> _Task objective_
Reproduce all of the data below without alteration; exclude every picture.

* * * * *

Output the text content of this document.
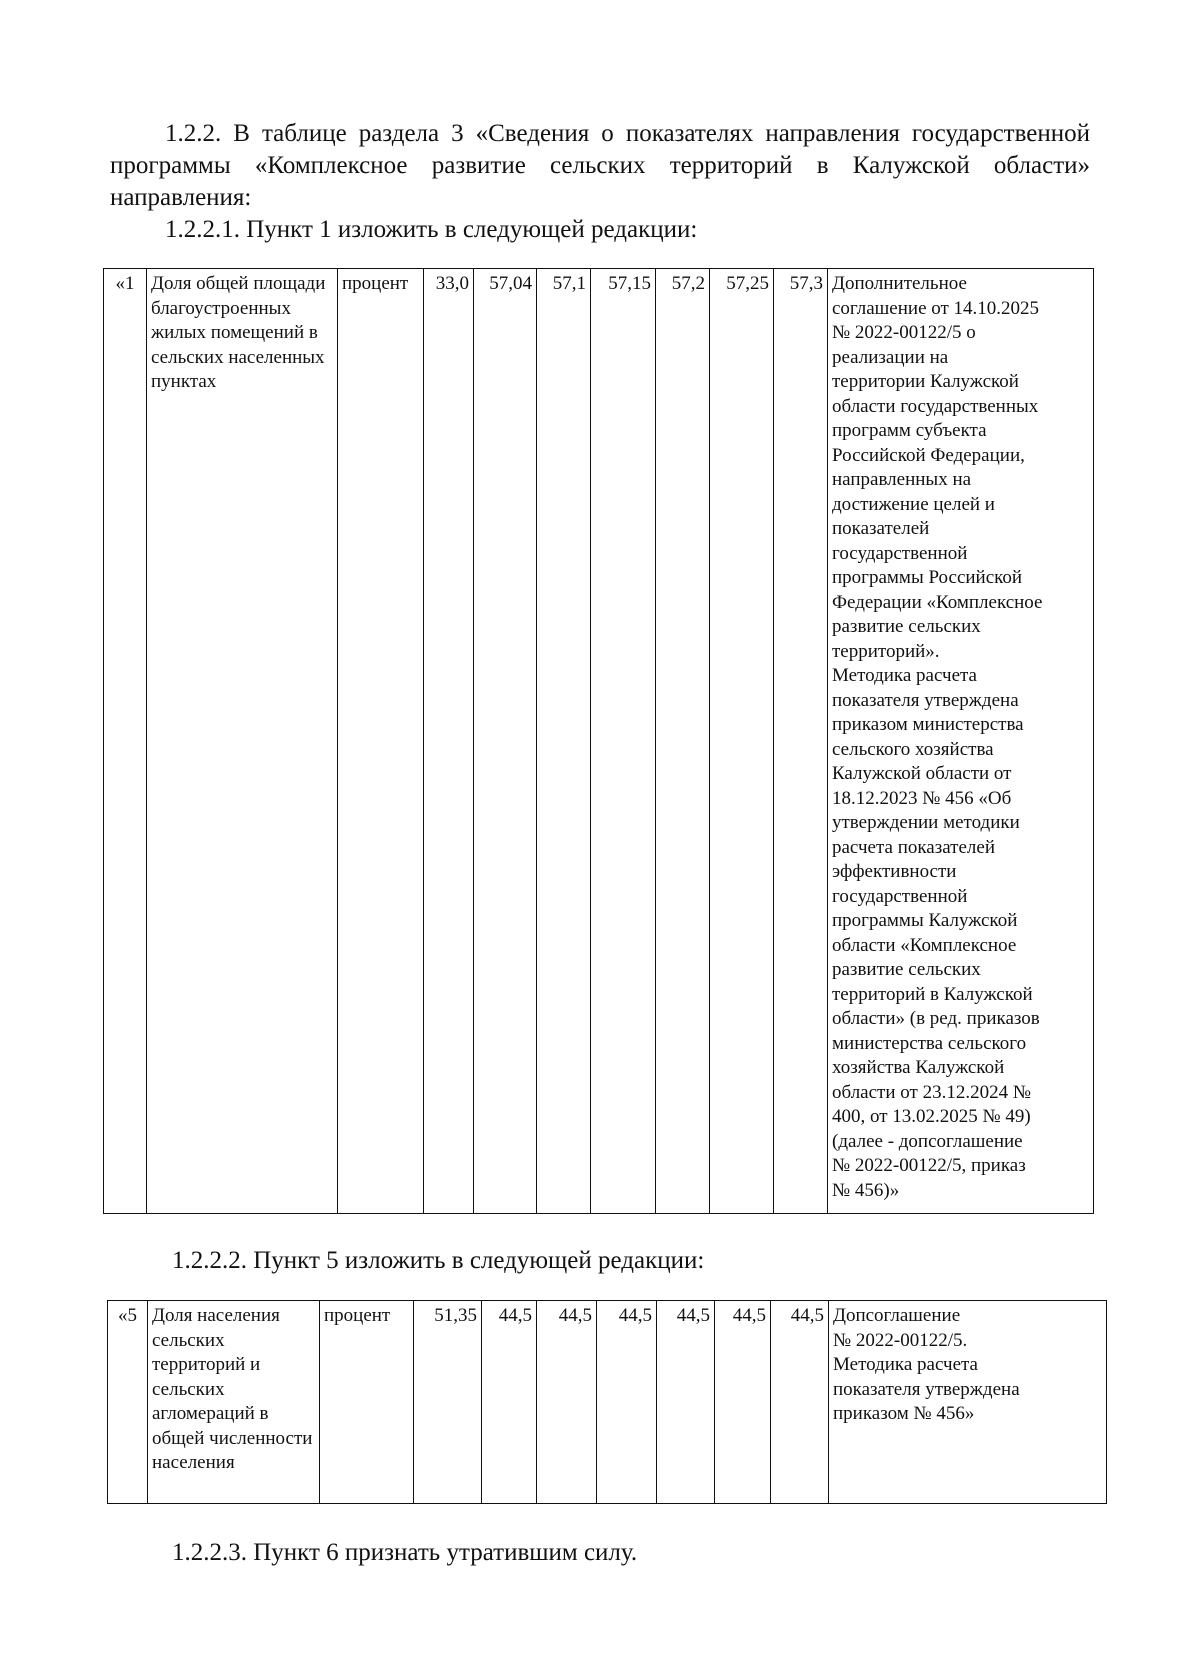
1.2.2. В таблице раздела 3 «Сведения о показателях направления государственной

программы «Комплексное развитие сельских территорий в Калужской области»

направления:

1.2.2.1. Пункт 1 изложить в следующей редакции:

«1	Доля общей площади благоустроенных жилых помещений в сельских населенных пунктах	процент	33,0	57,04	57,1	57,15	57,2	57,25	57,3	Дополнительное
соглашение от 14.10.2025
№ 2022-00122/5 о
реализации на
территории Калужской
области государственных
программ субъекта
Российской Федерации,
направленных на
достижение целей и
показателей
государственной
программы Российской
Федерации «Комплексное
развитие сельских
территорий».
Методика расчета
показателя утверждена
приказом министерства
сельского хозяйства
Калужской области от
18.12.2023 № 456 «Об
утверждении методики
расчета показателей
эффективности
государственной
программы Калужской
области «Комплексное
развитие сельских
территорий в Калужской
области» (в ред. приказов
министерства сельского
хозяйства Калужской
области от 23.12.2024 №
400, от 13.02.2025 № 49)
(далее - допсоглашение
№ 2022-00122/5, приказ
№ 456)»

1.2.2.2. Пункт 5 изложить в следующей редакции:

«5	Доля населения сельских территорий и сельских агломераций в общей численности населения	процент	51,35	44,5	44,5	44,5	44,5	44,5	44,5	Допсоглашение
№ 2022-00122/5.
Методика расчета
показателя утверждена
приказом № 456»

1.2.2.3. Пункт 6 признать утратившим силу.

* * * * *

> _Response to this task_
Output the text content of this document.
1.2.2. В таблице раздела 3 «Сведения о показателях направления государственной

программы «Комплексное развитие сельских территорий в Калужской области»

направления:

1.2.2.1. Пункт 1 изложить в следующей редакции:

«1	Доля общей площади благоустроенных жилых помещений в сельских населенных пунктах	процент	33,0	57,04	57,1	57,15	57,2	57,25	57,3	Дополнительное
соглашение от 14.10.2025
№ 2022-00122/5 о
реализации на
территории Калужской
области государственных
программ субъекта
Российской Федерации,
направленных на
достижение целей и
показателей
государственной
программы Российской
Федерации «Комплексное
развитие сельских
территорий».
Методика расчета
показателя утверждена
приказом министерства
сельского хозяйства
Калужской области от
18.12.2023 № 456 «Об
утверждении методики
расчета показателей
эффективности
государственной
программы Калужской
области «Комплексное
развитие сельских
территорий в Калужской
области» (в ред. приказов
министерства сельского
хозяйства Калужской
области от 23.12.2024 №
400, от 13.02.2025 № 49)
(далее - допсоглашение
№ 2022-00122/5, приказ
№ 456)»

1.2.2.2. Пункт 5 изложить в следующей редакции:

«5	Доля населения сельских территорий и сельских агломераций в общей численности населения	процент	51,35	44,5	44,5	44,5	44,5	44,5	44,5	Допсоглашение
№ 2022-00122/5.
Методика расчета
показателя утверждена
приказом № 456»

1.2.2.3. Пункт 6 признать утратившим силу.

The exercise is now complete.